*What you will do:*
Go through the material below and copy each line where the word "fast" appears.

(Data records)

-*-

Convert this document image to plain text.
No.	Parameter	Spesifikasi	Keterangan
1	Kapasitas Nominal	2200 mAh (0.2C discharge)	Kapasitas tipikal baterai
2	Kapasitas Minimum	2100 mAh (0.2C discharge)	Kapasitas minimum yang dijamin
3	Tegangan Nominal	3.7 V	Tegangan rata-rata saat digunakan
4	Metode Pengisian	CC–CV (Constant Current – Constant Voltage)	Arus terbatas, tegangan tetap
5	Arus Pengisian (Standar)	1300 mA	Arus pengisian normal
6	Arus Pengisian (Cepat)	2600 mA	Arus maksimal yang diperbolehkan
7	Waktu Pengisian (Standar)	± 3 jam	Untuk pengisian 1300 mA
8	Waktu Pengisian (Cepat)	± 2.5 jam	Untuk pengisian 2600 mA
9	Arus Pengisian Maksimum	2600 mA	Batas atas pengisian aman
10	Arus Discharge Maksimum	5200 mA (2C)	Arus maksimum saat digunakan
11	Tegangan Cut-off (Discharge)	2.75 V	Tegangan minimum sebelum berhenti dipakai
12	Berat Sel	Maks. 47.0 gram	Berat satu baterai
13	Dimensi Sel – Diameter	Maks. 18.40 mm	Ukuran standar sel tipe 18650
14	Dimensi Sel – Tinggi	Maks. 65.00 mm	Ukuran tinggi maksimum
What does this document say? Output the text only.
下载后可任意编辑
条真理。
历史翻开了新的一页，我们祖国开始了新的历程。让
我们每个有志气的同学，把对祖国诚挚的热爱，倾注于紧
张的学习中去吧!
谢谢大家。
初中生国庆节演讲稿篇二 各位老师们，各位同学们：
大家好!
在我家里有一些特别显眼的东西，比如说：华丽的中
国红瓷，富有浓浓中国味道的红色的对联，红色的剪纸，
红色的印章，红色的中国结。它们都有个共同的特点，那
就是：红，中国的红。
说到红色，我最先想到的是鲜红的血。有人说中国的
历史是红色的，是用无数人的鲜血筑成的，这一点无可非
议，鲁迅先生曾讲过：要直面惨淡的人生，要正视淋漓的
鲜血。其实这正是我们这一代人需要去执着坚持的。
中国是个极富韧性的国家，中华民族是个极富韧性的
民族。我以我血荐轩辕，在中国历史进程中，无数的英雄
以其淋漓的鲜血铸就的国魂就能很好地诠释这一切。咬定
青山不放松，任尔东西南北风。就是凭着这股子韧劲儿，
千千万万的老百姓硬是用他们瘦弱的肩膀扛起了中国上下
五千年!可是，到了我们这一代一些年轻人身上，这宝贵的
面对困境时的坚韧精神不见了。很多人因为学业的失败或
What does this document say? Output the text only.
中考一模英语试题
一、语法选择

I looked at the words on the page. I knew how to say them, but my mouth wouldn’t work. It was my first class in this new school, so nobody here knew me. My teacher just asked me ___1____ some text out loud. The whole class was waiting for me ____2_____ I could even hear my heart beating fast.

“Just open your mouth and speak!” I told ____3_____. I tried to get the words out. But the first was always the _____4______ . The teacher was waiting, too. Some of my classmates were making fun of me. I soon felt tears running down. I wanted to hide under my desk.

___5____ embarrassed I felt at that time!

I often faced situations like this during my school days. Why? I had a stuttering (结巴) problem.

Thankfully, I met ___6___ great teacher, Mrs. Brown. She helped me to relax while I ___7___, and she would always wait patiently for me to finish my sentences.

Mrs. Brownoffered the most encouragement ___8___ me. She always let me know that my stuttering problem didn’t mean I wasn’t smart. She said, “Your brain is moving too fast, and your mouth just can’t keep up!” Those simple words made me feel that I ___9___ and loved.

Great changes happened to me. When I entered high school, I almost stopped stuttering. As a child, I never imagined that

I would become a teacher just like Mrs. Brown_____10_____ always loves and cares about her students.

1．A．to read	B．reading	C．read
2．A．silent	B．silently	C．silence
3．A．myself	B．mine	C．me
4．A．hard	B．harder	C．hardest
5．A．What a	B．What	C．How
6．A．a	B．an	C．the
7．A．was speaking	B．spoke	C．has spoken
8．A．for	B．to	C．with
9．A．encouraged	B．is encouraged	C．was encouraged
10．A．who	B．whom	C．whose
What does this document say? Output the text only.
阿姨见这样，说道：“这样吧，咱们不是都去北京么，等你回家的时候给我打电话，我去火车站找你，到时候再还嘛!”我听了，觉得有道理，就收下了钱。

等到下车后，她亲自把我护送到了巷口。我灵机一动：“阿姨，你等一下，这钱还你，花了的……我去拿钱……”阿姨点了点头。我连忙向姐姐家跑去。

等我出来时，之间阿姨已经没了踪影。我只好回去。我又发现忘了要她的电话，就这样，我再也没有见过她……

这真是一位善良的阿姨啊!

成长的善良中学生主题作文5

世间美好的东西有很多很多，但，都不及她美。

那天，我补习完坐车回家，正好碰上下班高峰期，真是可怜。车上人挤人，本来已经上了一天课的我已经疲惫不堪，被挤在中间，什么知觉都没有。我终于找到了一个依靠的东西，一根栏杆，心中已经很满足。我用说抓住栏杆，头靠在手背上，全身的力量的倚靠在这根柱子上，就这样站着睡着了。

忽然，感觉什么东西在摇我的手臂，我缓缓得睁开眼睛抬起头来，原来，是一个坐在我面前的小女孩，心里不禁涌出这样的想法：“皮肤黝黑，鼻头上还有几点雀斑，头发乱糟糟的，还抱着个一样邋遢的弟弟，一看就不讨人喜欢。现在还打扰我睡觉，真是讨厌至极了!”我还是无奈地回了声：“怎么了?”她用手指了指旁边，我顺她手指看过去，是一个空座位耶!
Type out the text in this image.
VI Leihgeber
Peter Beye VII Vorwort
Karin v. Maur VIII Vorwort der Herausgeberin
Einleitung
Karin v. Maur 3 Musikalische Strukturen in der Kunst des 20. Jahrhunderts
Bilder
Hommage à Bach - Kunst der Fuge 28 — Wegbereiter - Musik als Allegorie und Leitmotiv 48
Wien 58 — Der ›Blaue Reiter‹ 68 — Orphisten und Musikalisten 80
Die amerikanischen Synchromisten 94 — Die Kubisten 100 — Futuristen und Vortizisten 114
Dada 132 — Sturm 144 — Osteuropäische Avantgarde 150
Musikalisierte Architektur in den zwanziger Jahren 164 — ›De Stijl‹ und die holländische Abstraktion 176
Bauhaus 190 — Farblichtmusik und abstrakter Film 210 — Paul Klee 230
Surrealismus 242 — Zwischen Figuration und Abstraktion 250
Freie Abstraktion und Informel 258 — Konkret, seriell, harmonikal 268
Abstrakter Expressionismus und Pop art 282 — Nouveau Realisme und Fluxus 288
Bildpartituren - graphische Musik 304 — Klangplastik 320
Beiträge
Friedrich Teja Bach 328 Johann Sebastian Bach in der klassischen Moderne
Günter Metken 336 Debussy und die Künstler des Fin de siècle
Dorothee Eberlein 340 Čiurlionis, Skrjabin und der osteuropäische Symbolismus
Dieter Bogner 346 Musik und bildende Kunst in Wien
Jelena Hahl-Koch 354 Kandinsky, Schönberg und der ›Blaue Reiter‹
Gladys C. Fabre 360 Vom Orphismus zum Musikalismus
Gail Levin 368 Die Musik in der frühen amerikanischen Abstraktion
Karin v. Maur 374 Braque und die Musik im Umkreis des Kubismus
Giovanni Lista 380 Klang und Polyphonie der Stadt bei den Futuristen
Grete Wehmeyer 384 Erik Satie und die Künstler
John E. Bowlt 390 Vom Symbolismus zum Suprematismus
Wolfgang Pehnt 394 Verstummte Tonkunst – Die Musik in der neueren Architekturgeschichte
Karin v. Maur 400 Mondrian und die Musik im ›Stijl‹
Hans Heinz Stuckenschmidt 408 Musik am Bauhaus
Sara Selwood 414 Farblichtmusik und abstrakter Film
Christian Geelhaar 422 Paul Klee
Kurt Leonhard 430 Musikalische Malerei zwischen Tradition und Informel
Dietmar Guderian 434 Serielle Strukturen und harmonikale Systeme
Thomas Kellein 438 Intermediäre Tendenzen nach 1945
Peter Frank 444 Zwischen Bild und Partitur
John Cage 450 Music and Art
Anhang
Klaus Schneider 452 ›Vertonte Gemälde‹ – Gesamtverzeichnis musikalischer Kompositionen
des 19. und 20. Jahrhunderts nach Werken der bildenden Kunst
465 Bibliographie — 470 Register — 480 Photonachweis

-*-

*Complete answer:*
I looked at the words on the page. I knew how to say them, but my mouth wouldn’t work. It was my first class in this new school, so nobody here knew me. My teacher just asked me ___1____ some text out loud. The whole class was waiting for me ____2_____ I could even hear my heart beating fast.
Mrs. Brownoffered the most encouragement ___8___ me. She always let me know that my stuttering problem didn’t mean I wasn’t smart. She said, “Your brain is moving too fast, and your mouth just can’t keep up!” Those simple words made me feel that I ___9___ and loved.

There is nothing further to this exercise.